— Exercise —
Pull every line containing the word "vous" from the records.

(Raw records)
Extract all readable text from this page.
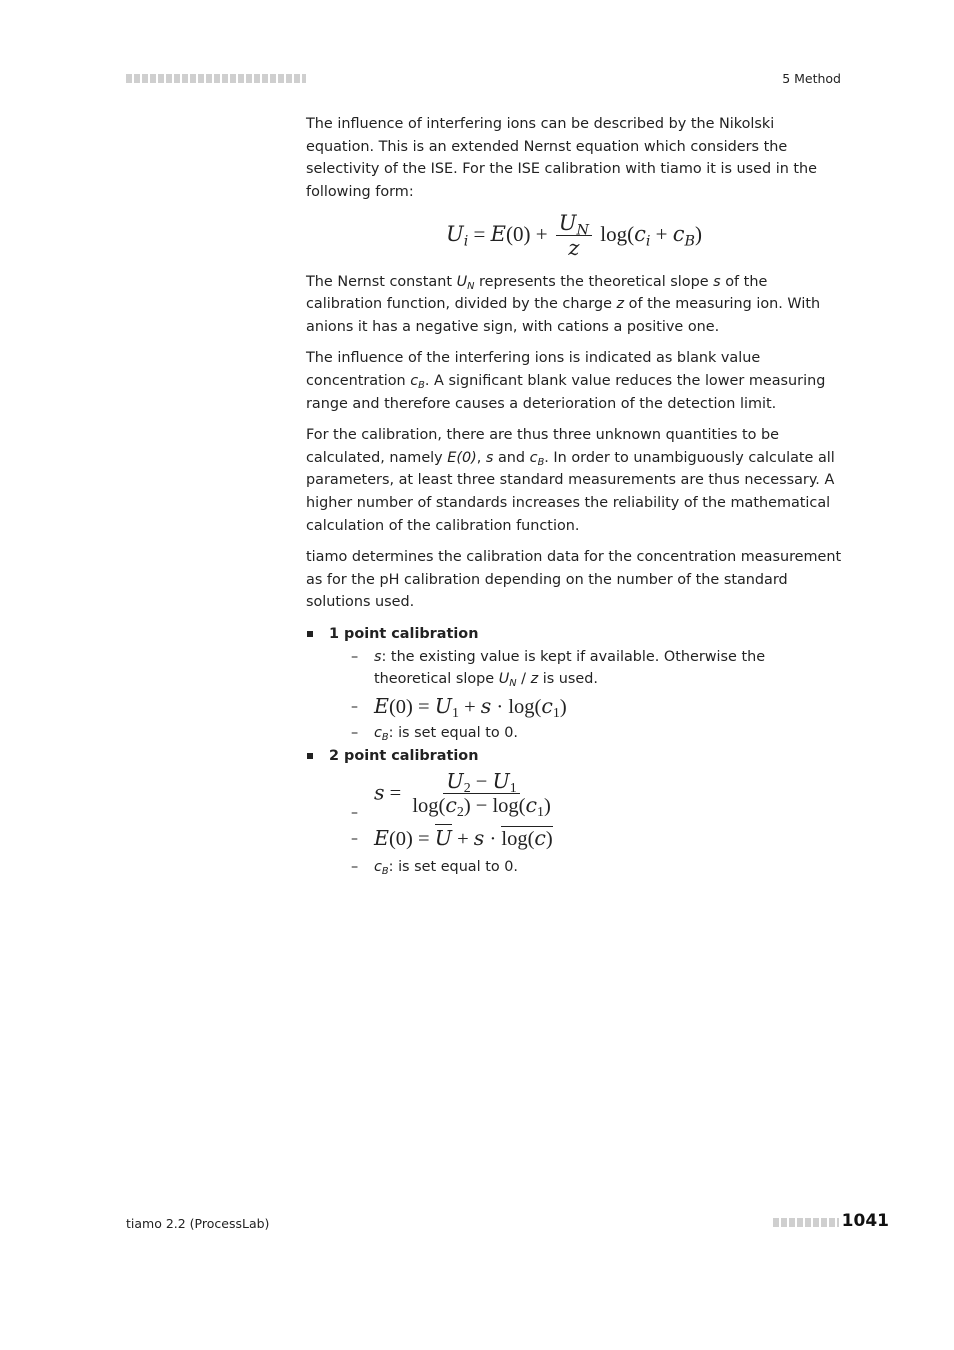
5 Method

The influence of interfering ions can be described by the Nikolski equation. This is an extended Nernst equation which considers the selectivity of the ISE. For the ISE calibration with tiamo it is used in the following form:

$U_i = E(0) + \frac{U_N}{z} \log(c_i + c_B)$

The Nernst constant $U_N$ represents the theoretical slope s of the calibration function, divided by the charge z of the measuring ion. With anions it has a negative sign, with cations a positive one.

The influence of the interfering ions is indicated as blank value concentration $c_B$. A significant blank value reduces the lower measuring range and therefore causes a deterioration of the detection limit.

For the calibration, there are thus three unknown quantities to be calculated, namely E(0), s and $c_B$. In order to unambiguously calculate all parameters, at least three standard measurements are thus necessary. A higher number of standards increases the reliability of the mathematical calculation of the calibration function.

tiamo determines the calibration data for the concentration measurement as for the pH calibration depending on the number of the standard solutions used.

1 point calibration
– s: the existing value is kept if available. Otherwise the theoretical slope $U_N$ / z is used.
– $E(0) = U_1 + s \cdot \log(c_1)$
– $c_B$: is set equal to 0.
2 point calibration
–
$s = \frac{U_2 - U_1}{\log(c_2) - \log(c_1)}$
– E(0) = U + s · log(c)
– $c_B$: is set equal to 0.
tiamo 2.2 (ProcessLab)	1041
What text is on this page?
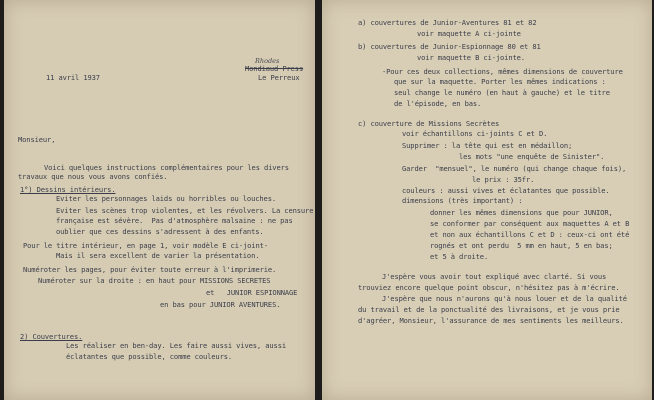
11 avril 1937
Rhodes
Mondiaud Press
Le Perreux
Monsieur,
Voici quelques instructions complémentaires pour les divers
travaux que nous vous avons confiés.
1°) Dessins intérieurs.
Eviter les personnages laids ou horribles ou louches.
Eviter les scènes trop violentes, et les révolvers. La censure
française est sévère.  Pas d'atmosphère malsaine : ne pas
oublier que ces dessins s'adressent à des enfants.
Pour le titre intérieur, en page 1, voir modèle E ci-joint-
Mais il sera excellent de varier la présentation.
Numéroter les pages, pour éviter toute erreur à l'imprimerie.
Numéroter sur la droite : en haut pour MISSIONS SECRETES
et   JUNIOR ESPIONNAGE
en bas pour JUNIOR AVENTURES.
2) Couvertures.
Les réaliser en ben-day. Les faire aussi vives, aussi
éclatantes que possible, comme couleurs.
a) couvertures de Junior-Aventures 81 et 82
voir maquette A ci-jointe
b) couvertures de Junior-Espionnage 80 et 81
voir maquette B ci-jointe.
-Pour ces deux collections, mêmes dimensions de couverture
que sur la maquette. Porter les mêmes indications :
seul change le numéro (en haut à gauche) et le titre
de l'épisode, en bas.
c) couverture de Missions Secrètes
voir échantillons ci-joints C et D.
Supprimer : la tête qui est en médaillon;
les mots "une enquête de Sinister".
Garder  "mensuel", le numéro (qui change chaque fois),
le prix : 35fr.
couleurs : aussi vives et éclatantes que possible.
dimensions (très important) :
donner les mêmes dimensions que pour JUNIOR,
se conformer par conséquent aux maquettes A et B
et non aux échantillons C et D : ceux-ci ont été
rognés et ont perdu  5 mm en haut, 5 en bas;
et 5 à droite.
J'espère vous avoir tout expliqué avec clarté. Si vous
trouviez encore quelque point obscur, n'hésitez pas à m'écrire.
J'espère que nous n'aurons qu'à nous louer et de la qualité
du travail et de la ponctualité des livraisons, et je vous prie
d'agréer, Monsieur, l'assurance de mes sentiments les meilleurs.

--

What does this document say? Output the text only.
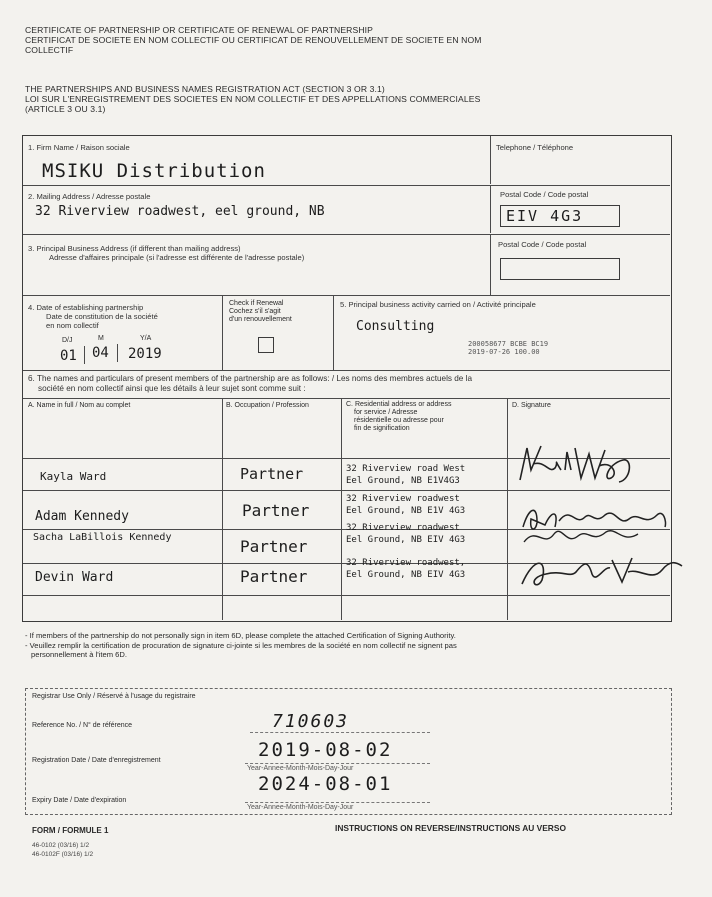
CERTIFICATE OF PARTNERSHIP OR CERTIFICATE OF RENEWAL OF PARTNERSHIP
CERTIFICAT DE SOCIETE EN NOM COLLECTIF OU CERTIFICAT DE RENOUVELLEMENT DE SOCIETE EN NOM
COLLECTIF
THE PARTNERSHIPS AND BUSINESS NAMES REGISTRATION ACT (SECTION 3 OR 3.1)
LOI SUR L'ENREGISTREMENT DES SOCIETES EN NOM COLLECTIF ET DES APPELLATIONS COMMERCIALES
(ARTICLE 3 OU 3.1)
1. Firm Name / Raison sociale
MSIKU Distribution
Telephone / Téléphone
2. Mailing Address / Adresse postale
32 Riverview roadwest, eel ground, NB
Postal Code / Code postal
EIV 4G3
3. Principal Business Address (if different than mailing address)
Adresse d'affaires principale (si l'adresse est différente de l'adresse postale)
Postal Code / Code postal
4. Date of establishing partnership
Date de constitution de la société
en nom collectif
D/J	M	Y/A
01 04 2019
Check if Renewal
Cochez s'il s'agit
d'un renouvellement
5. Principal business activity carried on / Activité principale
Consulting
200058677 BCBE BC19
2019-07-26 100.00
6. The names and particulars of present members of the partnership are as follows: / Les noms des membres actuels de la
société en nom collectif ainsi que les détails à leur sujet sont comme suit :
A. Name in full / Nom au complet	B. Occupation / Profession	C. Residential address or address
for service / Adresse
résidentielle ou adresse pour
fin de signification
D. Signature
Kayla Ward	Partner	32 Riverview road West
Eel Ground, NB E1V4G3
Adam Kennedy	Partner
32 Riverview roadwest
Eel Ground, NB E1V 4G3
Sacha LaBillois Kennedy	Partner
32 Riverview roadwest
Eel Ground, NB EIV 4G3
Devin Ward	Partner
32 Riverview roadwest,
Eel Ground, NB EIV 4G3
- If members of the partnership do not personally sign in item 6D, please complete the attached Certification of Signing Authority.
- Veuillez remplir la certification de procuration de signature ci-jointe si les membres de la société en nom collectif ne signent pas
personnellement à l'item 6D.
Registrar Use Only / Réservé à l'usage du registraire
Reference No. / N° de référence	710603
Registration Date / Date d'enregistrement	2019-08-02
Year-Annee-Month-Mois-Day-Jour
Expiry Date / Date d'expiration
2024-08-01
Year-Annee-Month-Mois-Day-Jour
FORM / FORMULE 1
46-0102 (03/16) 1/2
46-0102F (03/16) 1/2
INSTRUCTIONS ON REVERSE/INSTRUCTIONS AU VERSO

— Worked answer —
travaux que nous vous avons confiés.
J'espère vous avoir tout expliqué avec clarté. Si vous
du travail et de la ponctualité des livraisons, et je vous prie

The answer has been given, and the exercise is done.